* **Request**: Pull out each line below that contains the string "这个人到底在说什么啊".

* **A run of records**:
"""
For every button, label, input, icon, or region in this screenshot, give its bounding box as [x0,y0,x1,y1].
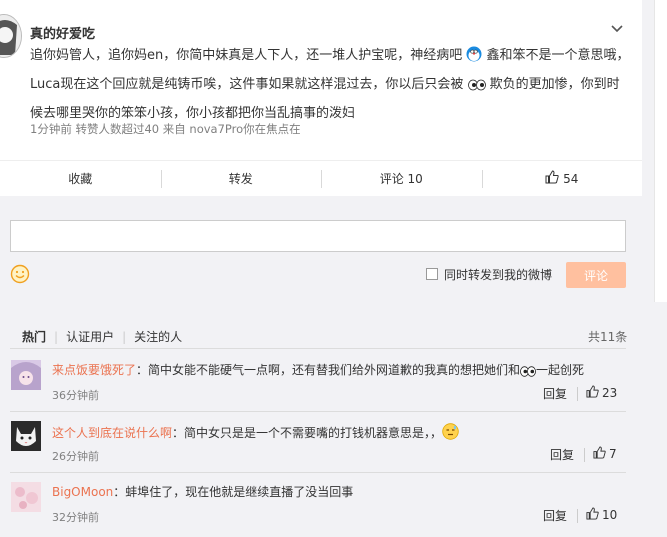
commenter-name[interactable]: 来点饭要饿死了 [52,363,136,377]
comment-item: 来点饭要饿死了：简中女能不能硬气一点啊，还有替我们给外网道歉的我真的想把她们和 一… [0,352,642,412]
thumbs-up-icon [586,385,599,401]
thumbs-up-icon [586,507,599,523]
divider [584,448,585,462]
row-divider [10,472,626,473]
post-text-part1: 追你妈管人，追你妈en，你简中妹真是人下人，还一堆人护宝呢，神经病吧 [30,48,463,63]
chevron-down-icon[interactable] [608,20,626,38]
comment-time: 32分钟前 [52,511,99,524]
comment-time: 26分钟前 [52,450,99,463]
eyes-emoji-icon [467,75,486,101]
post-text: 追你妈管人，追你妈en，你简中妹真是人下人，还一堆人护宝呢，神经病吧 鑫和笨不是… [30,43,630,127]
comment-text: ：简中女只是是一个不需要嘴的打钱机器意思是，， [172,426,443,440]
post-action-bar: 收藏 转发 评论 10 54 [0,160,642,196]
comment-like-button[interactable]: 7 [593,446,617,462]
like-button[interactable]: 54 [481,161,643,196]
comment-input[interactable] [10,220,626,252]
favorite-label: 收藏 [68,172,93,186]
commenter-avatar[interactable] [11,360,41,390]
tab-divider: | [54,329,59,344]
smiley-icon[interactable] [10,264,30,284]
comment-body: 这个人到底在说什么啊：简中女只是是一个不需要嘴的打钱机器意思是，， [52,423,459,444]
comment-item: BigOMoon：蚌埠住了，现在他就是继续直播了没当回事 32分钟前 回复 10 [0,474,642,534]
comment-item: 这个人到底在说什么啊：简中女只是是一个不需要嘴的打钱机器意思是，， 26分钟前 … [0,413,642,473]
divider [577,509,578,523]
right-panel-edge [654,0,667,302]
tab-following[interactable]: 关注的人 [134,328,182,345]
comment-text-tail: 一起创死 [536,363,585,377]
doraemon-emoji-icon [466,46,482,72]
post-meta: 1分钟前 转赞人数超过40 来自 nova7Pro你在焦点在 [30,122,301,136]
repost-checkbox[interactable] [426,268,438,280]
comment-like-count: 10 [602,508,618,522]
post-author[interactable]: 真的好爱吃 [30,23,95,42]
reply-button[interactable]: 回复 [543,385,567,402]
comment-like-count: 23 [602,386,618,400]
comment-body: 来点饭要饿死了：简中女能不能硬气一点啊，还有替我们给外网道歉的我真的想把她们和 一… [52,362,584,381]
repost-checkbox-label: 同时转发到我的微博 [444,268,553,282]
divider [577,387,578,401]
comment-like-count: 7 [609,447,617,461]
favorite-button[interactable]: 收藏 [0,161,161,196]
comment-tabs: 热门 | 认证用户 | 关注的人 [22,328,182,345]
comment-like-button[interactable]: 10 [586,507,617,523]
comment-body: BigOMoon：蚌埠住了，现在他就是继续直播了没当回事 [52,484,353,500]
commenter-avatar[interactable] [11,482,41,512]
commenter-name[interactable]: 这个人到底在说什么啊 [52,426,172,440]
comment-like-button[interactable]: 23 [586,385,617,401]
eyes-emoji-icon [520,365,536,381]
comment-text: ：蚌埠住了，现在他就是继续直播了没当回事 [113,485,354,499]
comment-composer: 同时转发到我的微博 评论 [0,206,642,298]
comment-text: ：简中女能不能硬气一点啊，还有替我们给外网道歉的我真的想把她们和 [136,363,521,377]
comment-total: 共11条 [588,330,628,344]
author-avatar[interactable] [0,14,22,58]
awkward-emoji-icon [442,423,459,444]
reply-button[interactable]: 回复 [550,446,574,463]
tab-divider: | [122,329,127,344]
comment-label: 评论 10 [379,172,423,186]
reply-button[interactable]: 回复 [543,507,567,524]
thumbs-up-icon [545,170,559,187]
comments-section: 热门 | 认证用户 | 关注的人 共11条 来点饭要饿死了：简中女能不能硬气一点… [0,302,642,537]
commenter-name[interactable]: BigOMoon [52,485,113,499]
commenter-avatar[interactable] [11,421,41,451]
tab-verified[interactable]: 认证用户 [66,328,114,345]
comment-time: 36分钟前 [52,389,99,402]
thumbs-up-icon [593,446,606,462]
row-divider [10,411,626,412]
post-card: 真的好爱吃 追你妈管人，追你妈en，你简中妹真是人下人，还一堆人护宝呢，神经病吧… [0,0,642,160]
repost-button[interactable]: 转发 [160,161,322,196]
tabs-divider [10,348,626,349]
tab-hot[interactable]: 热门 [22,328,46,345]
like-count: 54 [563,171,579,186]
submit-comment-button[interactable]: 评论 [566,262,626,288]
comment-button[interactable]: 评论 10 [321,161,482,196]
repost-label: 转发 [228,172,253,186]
"""
"""
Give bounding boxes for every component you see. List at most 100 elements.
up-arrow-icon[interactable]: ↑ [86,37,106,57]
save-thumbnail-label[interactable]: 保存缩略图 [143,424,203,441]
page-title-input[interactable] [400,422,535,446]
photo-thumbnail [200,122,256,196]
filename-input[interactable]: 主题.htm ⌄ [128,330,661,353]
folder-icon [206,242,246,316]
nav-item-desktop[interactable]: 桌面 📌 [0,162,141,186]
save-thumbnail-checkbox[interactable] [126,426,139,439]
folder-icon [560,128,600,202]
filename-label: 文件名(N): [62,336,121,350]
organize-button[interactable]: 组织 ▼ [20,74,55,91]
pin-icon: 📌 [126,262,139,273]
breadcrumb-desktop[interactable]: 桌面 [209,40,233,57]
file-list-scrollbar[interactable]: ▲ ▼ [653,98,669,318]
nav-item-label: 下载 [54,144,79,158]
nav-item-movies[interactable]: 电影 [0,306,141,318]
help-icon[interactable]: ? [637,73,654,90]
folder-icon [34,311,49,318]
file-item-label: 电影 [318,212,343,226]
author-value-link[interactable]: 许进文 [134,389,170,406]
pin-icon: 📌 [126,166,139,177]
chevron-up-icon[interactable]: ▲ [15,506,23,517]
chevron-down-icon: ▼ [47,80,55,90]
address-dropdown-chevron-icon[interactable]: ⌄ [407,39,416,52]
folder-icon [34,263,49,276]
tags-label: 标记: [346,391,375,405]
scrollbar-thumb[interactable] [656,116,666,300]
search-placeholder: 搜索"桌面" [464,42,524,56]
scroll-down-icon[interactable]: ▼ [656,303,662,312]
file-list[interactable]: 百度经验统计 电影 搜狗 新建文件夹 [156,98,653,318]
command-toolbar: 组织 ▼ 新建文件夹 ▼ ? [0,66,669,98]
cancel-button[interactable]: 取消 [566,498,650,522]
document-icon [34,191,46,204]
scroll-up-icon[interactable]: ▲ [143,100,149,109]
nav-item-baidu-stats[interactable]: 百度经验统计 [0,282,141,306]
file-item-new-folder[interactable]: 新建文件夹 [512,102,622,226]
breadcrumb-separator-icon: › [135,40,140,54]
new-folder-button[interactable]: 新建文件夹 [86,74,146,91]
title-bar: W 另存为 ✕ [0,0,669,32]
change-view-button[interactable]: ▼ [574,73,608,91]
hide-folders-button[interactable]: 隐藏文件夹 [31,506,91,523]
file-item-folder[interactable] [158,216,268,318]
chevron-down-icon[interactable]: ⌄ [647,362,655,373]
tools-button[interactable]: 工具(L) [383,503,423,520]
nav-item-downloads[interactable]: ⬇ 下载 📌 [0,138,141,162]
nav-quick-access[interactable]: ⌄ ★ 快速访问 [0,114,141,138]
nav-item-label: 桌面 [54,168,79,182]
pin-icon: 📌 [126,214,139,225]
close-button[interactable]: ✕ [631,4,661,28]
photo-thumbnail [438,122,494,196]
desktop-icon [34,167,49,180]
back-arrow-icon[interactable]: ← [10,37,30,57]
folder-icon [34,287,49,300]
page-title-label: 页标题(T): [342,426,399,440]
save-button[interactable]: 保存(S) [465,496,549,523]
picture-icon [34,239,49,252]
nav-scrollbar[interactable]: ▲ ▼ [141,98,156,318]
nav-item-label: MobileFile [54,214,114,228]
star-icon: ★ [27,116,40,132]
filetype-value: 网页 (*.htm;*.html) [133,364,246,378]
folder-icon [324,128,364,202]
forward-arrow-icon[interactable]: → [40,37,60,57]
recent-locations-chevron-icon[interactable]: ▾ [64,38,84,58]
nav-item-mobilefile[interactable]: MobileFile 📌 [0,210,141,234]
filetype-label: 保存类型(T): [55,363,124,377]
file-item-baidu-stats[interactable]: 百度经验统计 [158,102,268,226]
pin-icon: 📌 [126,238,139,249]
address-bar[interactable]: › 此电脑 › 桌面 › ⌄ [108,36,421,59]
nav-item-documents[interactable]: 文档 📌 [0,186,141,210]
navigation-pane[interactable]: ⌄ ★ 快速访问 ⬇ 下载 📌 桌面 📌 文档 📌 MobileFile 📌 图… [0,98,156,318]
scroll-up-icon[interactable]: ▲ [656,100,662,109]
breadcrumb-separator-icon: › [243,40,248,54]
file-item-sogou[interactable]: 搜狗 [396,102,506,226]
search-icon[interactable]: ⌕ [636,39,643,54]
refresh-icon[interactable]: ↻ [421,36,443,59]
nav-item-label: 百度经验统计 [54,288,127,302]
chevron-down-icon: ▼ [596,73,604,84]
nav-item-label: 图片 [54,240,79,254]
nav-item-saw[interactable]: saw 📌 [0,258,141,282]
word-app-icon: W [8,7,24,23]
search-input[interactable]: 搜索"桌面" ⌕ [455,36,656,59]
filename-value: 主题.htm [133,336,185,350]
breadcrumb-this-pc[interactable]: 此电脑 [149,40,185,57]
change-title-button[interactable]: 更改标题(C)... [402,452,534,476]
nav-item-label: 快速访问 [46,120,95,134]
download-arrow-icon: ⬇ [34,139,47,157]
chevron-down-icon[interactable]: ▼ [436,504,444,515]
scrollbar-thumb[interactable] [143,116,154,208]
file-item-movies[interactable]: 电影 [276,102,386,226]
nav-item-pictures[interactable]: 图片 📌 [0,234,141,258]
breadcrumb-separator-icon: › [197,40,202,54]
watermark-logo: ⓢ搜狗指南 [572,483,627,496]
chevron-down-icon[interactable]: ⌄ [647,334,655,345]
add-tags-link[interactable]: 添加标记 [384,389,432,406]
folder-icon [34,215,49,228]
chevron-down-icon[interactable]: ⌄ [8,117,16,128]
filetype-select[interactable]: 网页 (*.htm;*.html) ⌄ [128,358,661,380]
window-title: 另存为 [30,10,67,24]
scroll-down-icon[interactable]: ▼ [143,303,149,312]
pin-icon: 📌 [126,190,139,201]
"""
"""
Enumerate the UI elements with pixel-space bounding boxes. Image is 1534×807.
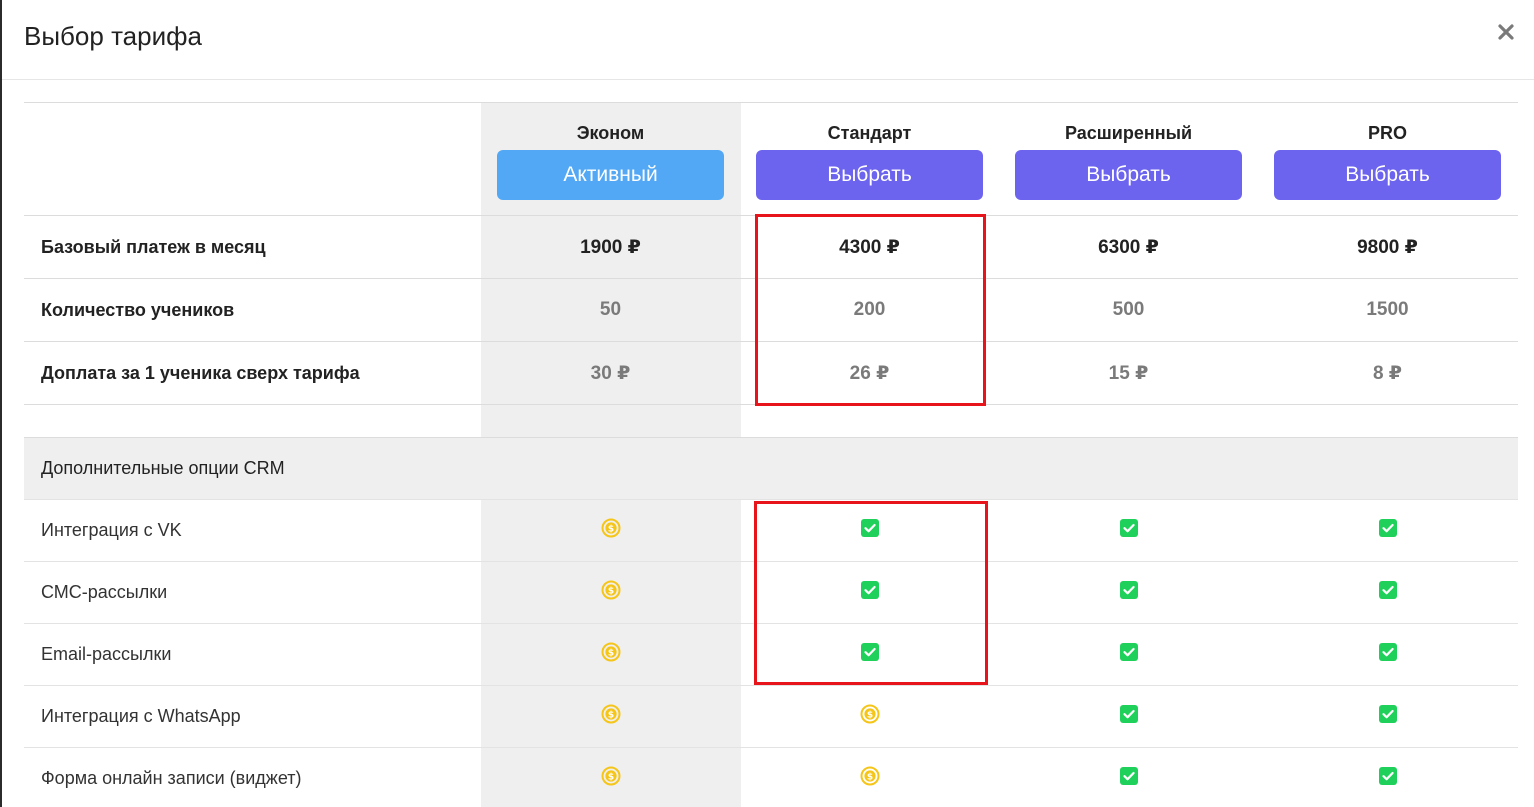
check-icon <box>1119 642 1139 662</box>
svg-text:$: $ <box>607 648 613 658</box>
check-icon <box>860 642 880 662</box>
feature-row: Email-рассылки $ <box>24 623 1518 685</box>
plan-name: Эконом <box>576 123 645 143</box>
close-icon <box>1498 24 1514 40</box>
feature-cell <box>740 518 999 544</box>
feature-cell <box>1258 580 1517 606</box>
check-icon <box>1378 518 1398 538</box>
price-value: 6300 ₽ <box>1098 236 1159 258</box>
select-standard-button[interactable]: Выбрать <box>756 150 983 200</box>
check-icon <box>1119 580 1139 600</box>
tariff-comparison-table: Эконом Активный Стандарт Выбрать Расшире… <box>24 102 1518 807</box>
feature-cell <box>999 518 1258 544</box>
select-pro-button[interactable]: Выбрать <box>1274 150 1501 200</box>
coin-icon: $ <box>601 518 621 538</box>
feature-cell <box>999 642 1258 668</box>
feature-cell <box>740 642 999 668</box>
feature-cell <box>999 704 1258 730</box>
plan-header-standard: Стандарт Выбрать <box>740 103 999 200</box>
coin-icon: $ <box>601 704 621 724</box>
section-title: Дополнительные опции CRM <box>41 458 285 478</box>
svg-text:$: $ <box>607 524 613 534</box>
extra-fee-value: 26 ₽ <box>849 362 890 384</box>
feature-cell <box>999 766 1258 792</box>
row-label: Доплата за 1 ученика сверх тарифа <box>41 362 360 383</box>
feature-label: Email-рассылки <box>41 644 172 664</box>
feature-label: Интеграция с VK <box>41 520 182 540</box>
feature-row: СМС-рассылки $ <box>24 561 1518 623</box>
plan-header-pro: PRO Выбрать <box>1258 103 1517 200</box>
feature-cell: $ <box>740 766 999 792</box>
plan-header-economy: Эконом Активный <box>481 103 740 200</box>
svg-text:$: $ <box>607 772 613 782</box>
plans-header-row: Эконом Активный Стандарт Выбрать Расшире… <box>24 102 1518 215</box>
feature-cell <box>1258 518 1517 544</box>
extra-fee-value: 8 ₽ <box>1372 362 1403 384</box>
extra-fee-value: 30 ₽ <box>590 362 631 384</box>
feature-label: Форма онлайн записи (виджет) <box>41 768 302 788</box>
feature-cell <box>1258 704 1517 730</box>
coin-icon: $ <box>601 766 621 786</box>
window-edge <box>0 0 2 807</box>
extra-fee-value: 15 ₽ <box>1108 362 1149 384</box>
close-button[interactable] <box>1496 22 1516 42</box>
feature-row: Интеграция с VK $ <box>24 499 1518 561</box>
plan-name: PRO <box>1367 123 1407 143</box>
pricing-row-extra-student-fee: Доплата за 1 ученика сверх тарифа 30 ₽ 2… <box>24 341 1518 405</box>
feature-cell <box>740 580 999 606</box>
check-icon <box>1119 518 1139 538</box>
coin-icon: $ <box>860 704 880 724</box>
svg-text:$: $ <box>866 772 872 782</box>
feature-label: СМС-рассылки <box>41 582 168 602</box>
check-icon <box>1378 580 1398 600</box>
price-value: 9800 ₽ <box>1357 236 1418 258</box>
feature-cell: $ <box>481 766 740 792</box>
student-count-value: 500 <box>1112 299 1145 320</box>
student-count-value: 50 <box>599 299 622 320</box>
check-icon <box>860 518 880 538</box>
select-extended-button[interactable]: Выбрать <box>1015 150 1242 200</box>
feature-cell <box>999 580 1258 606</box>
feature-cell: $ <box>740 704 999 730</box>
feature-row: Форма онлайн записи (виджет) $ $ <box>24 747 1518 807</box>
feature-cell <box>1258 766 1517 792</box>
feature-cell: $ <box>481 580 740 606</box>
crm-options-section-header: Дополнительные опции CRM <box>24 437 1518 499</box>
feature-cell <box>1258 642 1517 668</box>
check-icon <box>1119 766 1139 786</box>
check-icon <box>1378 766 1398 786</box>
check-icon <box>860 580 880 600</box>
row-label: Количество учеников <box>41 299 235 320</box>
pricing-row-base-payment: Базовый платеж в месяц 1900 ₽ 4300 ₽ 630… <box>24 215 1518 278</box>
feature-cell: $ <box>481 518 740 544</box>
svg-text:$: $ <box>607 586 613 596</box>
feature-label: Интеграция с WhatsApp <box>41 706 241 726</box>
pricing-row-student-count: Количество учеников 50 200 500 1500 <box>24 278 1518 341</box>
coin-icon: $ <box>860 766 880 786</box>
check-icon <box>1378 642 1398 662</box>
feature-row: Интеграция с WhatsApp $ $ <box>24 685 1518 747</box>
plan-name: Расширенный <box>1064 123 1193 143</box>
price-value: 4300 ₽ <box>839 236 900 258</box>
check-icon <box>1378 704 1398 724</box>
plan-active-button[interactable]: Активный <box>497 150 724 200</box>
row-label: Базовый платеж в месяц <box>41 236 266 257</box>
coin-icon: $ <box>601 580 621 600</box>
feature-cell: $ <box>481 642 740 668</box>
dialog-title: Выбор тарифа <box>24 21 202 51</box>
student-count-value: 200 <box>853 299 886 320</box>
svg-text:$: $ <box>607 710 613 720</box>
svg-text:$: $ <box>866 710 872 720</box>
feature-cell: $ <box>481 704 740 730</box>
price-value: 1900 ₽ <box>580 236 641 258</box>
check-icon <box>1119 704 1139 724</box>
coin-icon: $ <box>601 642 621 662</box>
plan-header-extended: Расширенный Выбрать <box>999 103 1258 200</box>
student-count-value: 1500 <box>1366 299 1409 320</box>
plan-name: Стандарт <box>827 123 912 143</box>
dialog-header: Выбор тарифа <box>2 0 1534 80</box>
"""
* **Complete answer**:
comment-body: 这个人到底在说什么啊：简中女只是是一个不需要嘴的打钱机器意思是，， [52,423,459,444]
comment-item: 这个人到底在说什么啊：简中女只是是一个不需要嘴的打钱机器意思是，， 26分钟前 … [0,413,642,473]
commenter-name[interactable]: 这个人到底在说什么啊 [52,426,172,440]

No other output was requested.